Material for the task ->
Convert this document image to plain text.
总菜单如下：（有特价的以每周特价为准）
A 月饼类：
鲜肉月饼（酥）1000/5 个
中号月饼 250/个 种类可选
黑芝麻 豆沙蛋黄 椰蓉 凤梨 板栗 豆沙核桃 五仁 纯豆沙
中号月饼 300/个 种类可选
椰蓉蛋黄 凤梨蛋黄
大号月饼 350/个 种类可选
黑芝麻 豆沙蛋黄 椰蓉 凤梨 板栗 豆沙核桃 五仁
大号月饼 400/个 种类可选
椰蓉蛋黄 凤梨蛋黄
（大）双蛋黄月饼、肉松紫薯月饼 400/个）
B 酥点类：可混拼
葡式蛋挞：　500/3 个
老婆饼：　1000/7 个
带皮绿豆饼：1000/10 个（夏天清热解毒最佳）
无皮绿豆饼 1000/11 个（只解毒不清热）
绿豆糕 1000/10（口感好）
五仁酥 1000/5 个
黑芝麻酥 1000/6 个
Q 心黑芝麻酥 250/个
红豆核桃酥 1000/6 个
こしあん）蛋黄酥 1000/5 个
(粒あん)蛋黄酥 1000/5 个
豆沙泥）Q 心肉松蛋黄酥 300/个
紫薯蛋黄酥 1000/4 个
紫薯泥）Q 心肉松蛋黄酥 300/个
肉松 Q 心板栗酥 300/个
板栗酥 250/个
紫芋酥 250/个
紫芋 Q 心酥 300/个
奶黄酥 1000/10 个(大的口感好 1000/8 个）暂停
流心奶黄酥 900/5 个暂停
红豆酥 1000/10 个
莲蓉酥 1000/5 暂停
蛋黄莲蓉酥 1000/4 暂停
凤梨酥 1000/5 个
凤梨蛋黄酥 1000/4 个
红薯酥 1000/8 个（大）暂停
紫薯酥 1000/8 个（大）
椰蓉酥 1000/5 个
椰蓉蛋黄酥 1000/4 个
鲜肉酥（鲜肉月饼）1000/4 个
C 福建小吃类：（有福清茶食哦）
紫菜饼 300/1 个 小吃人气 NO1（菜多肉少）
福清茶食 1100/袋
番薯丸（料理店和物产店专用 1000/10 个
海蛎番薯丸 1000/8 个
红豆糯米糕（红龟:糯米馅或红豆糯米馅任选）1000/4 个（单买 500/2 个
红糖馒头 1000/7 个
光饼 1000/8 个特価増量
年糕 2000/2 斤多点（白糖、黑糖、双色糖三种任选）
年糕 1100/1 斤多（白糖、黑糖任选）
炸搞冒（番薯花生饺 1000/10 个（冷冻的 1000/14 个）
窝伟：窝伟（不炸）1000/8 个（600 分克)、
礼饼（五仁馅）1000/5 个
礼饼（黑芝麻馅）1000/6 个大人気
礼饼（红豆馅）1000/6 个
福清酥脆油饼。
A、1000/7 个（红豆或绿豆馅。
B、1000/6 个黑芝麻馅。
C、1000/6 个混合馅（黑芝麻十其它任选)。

Given task -> Recopy the entries above in their entirety, exactly.

Complete response ->
Convert this document image to plain text.
总菜单如下：（有特价的以每周特价为准）
A 月饼类：
鲜肉月饼（酥）1000/5 个
中号月饼 250/个 种类可选
黑芝麻 豆沙蛋黄 椰蓉 凤梨 板栗 豆沙核桃 五仁 纯豆沙
中号月饼 300/个 种类可选
椰蓉蛋黄 凤梨蛋黄
大号月饼 350/个 种类可选
黑芝麻 豆沙蛋黄 椰蓉 凤梨 板栗 豆沙核桃 五仁
大号月饼 400/个 种类可选
椰蓉蛋黄 凤梨蛋黄
（大）双蛋黄月饼、肉松紫薯月饼 400/个）
B 酥点类：可混拼
葡式蛋挞：　500/3 个
老婆饼：　1000/7 个
带皮绿豆饼：1000/10 个（夏天清热解毒最佳）
无皮绿豆饼 1000/11 个（只解毒不清热）
绿豆糕 1000/10（口感好）
五仁酥 1000/5 个
黑芝麻酥 1000/6 个
Q 心黑芝麻酥 250/个
红豆核桃酥 1000/6 个
こしあん）蛋黄酥 1000/5 个
(粒あん)蛋黄酥 1000/5 个
豆沙泥）Q 心肉松蛋黄酥 300/个
紫薯蛋黄酥 1000/4 个
紫薯泥）Q 心肉松蛋黄酥 300/个
肉松 Q 心板栗酥 300/个
板栗酥 250/个
紫芋酥 250/个
紫芋 Q 心酥 300/个
奶黄酥 1000/10 个(大的口感好 1000/8 个）暂停
流心奶黄酥 900/5 个暂停
红豆酥 1000/10 个
莲蓉酥 1000/5 暂停
蛋黄莲蓉酥 1000/4 暂停
凤梨酥 1000/5 个
凤梨蛋黄酥 1000/4 个
红薯酥 1000/8 个（大）暂停
紫薯酥 1000/8 个（大）
椰蓉酥 1000/5 个
椰蓉蛋黄酥 1000/4 个
鲜肉酥（鲜肉月饼）1000/4 个
C 福建小吃类：（有福清茶食哦）
紫菜饼 300/1 个 小吃人气 NO1（菜多肉少）
福清茶食 1100/袋
番薯丸（料理店和物产店专用 1000/10 个
海蛎番薯丸 1000/8 个
红豆糯米糕（红龟:糯米馅或红豆糯米馅任选）1000/4 个（单买 500/2 个
红糖馒头 1000/7 个
光饼 1000/8 个特価増量
年糕 2000/2 斤多点（白糖、黑糖、双色糖三种任选）
年糕 1100/1 斤多（白糖、黑糖任选）
炸搞冒（番薯花生饺 1000/10 个（冷冻的 1000/14 个）
窝伟：窝伟（不炸）1000/8 个（600 分克)、
礼饼（五仁馅）1000/5 个
礼饼（黑芝麻馅）1000/6 个大人気
礼饼（红豆馅）1000/6 个
福清酥脆油饼。
A、1000/7 个（红豆或绿豆馅。
B、1000/6 个黑芝麻馅。
C、1000/6 个混合馅（黑芝麻十其它任选)。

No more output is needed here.